Data items
###

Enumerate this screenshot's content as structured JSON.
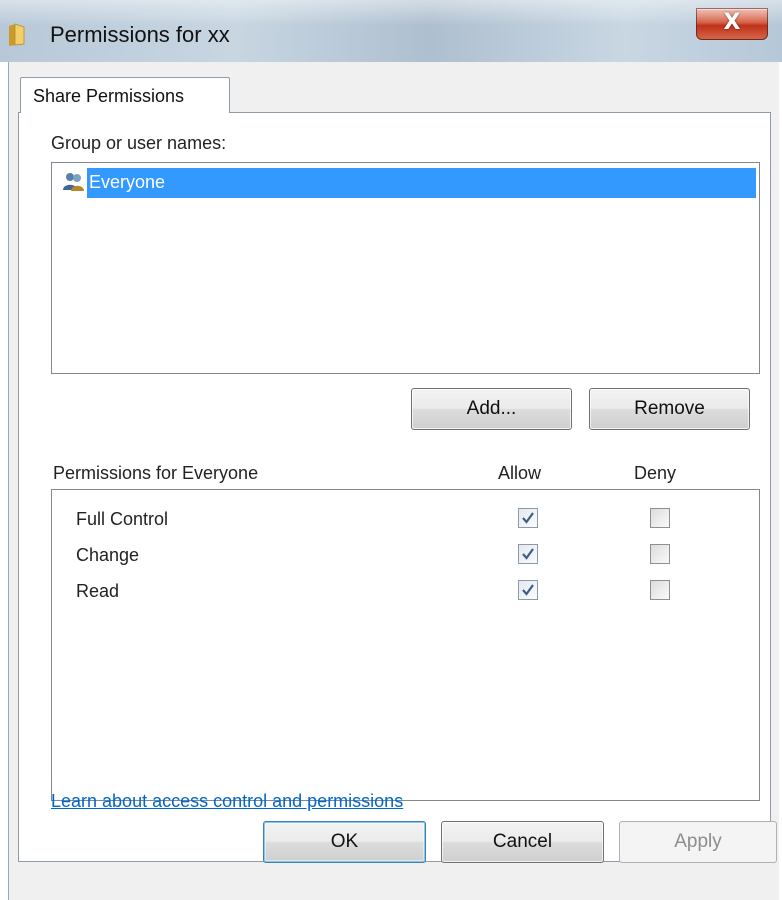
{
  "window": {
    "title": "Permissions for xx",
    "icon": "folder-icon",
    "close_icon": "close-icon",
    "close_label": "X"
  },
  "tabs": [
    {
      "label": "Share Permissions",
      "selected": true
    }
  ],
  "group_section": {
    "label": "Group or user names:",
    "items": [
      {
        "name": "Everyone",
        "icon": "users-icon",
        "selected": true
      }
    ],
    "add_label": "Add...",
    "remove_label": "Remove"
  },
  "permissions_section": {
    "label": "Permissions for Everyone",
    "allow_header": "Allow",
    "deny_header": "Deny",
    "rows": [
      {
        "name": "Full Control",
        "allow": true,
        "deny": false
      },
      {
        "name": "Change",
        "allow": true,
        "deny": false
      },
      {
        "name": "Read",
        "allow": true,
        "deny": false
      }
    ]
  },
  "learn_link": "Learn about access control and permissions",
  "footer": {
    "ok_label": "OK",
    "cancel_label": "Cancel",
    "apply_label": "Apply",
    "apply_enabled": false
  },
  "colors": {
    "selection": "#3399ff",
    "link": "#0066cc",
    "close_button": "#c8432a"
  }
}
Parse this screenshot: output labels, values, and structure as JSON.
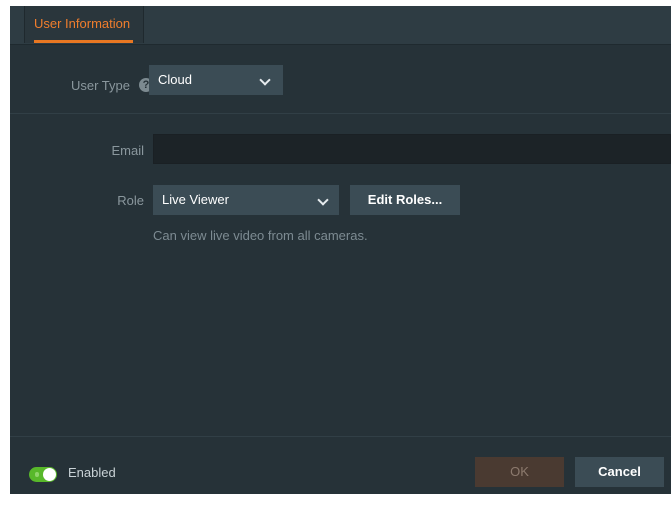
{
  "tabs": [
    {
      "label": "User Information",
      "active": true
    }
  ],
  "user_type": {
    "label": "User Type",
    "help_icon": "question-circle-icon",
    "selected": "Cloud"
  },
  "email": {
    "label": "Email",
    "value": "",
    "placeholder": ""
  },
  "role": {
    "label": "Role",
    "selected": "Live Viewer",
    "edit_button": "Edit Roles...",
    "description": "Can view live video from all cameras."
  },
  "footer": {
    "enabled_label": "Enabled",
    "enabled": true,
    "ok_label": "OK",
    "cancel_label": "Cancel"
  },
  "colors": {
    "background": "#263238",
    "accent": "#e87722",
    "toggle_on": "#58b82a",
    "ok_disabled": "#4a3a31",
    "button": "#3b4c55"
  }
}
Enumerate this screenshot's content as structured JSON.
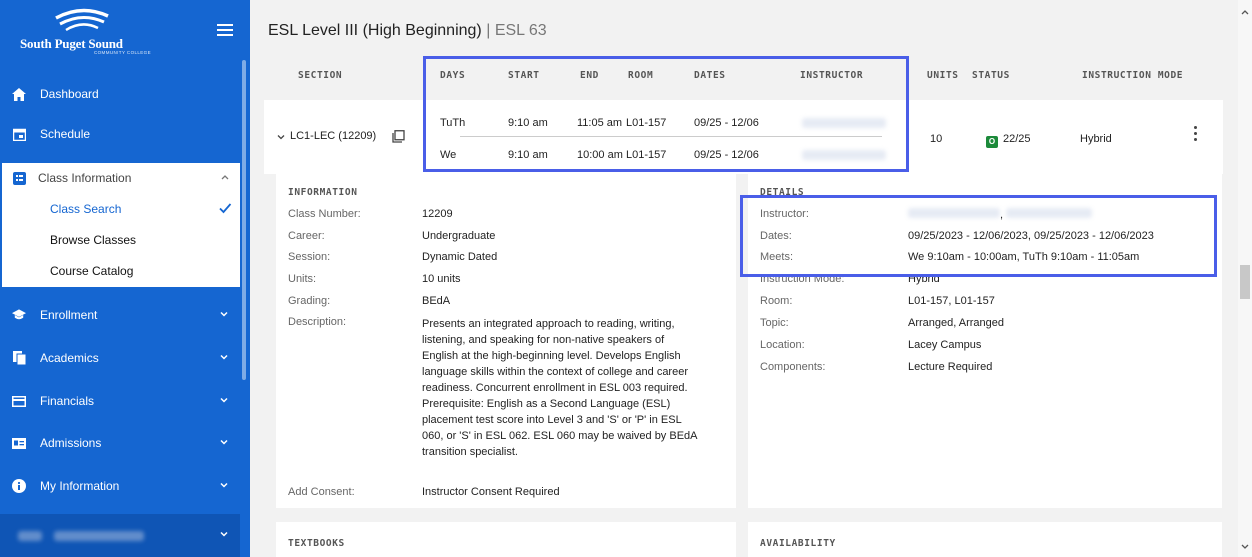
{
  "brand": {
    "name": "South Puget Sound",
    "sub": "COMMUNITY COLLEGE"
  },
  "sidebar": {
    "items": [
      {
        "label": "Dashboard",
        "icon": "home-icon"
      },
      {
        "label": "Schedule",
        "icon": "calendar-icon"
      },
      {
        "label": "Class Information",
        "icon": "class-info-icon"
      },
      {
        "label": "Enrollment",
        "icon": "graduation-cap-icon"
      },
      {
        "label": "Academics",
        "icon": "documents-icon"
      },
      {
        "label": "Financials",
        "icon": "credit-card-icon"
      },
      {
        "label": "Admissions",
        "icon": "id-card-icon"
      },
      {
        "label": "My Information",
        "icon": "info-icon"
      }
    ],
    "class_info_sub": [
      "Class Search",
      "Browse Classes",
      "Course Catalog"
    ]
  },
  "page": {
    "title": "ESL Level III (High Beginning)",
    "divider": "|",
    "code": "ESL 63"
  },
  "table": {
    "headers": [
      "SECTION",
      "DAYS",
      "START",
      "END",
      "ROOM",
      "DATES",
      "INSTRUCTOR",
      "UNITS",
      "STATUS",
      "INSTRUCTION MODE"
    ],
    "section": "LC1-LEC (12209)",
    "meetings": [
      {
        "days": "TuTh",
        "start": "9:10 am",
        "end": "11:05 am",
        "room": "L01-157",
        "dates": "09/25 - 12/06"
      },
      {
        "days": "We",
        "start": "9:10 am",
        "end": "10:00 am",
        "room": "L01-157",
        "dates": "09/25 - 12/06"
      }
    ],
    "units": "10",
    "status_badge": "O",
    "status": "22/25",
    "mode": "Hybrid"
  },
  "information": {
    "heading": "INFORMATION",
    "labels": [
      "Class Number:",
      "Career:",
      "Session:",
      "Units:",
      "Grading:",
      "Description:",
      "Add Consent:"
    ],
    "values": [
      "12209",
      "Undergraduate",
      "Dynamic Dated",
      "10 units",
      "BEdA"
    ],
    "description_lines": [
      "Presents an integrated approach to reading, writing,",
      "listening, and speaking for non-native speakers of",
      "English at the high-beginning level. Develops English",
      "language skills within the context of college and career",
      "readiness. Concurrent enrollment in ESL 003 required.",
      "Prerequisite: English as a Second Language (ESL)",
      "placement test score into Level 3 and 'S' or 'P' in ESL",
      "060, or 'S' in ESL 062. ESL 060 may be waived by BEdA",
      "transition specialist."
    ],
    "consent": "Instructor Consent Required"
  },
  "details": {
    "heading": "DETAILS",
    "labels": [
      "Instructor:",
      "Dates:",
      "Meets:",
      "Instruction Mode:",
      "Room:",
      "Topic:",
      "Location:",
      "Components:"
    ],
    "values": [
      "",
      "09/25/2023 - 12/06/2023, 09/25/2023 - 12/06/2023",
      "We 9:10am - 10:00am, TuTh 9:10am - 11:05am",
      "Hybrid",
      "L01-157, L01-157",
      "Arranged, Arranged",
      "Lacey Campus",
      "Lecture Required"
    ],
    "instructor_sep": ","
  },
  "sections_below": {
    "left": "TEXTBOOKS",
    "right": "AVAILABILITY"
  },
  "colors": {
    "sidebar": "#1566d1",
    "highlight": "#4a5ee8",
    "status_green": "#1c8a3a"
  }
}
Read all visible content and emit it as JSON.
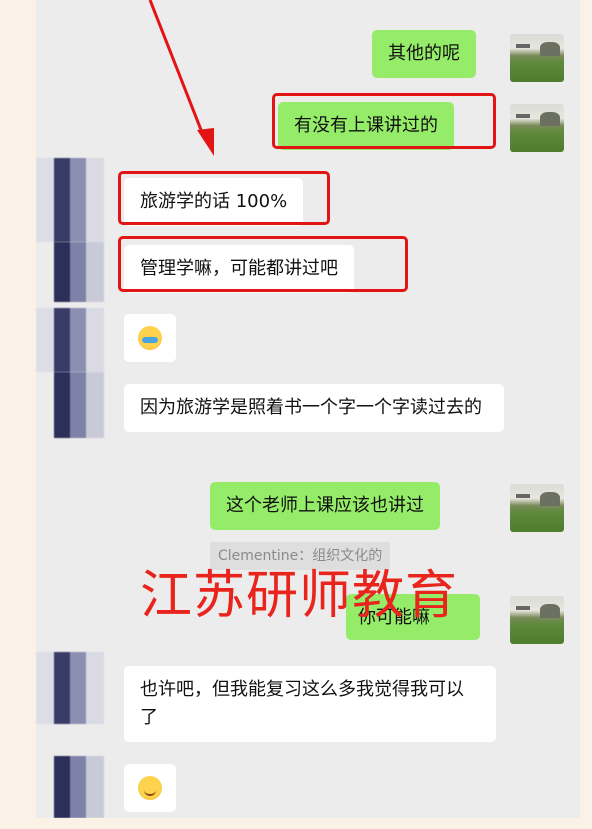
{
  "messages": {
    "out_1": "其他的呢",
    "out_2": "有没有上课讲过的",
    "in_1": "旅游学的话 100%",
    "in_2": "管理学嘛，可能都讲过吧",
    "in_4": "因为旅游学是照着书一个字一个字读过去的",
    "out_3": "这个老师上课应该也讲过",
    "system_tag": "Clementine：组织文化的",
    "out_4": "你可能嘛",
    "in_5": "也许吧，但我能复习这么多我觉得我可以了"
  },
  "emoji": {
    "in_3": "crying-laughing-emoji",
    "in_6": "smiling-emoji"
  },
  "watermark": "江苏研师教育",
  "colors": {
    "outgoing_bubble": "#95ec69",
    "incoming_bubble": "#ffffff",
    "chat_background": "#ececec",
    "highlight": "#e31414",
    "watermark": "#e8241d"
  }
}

###

Exercise description: Collect, from the material above, every line containing the word "card".

Final result:
        "icon": "credit-card-icon"
        "icon": "id-card-icon"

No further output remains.